### Data entries
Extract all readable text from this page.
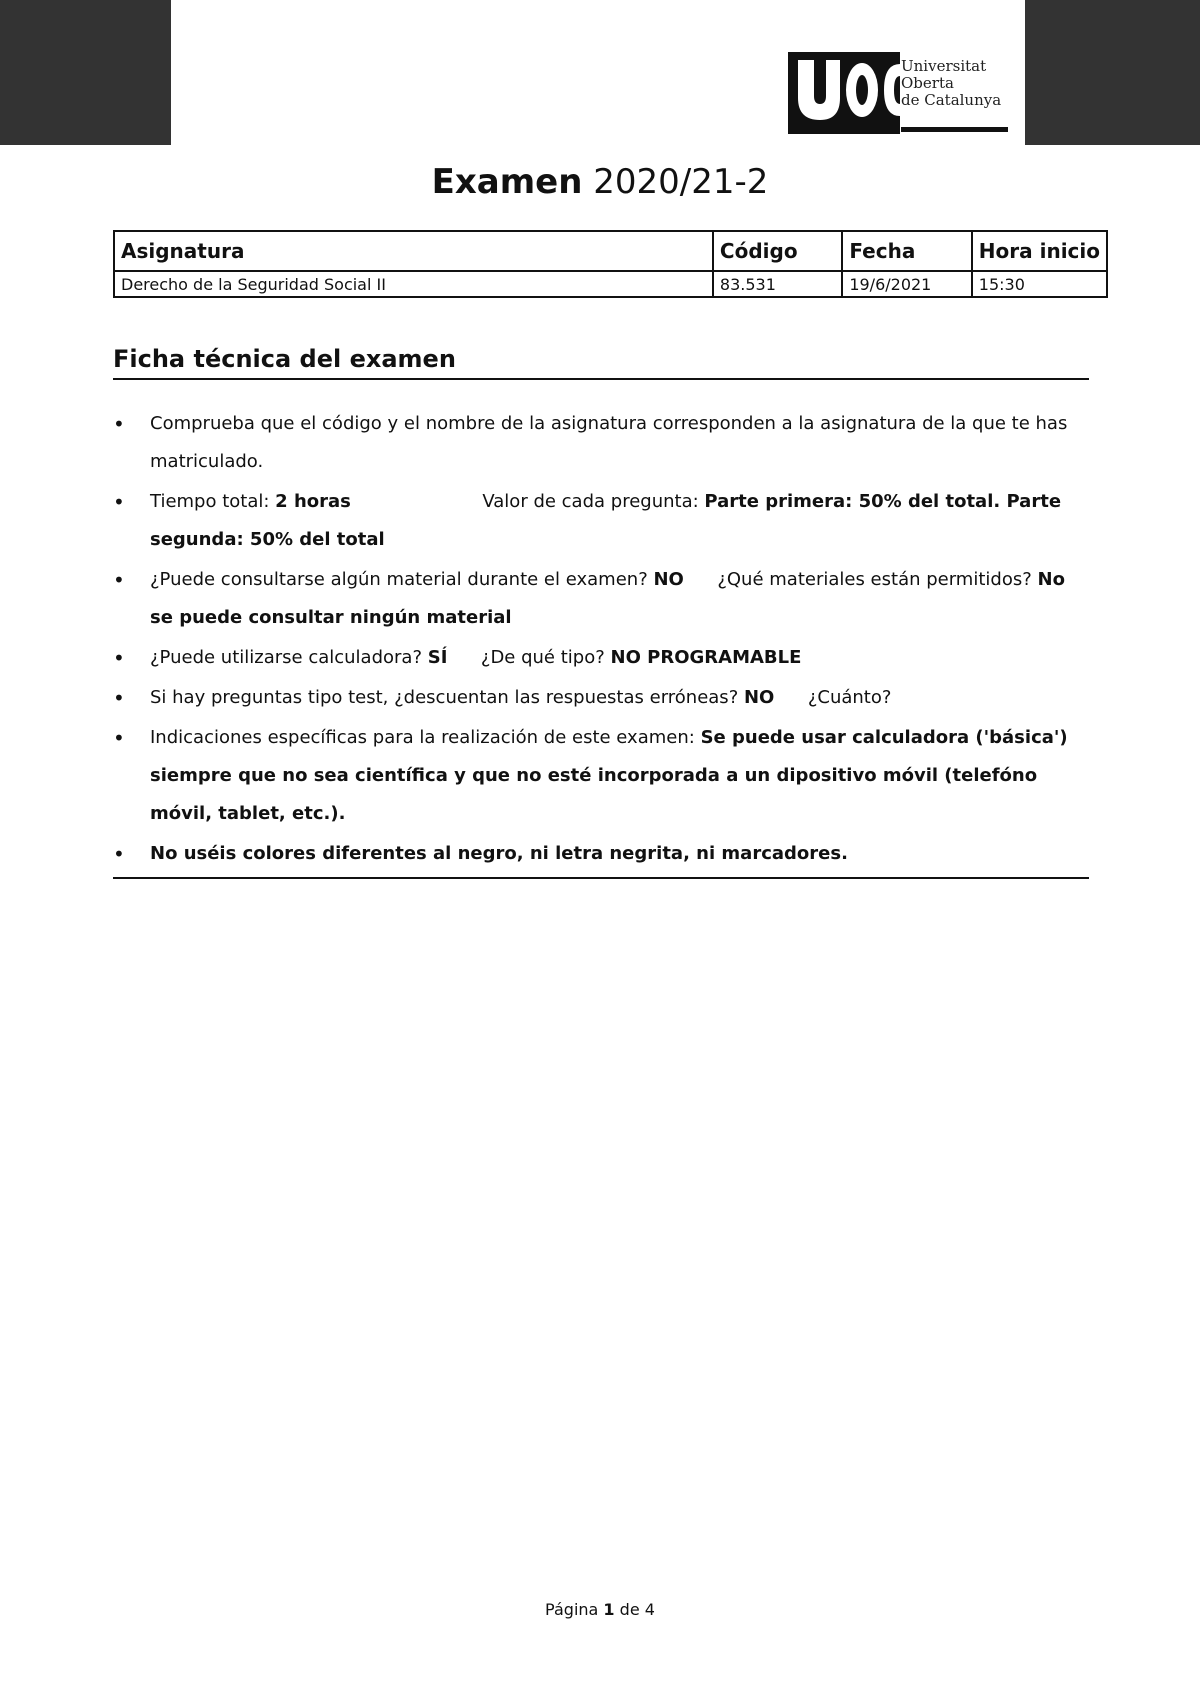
Universitat
Oberta
de Catalunya
Examen 2020/21-2
Asignatura	Código	Fecha	Hora inicio
Derecho de la Seguridad Social II	83.531	19/6/2021	15:30
Ficha técnica del examen
• Comprueba que el código y el nombre de la asignatura corresponden a la asignatura de la que te has matriculado.
• Tiempo total: 2 horas	Valor de cada pregunta: Parte primera: 50% del total. Parte segunda: 50% del total
• ¿Puede consultarse algún material durante el examen? NO ¿Qué materiales están permitidos? No se puede consultar ningún material
• ¿Puede utilizarse calculadora? SÍ ¿De qué tipo? NO PROGRAMABLE
• Si hay preguntas tipo test, ¿descuentan las respuestas erróneas? NO ¿Cuánto?
• Indicaciones específicas para la realización de este examen: Se puede usar calculadora ('básica') siempre que no sea científica y que no esté incorporada a un dipositivo móvil (telefóno móvil, tablet, etc.).
• No uséis colores diferentes al negro, ni letra negrita, ni marcadores.
Página 1 de 4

### Task prompt
Give only the number of lines in the entries above that hold the string "tipo".

### Answer for this exercise
2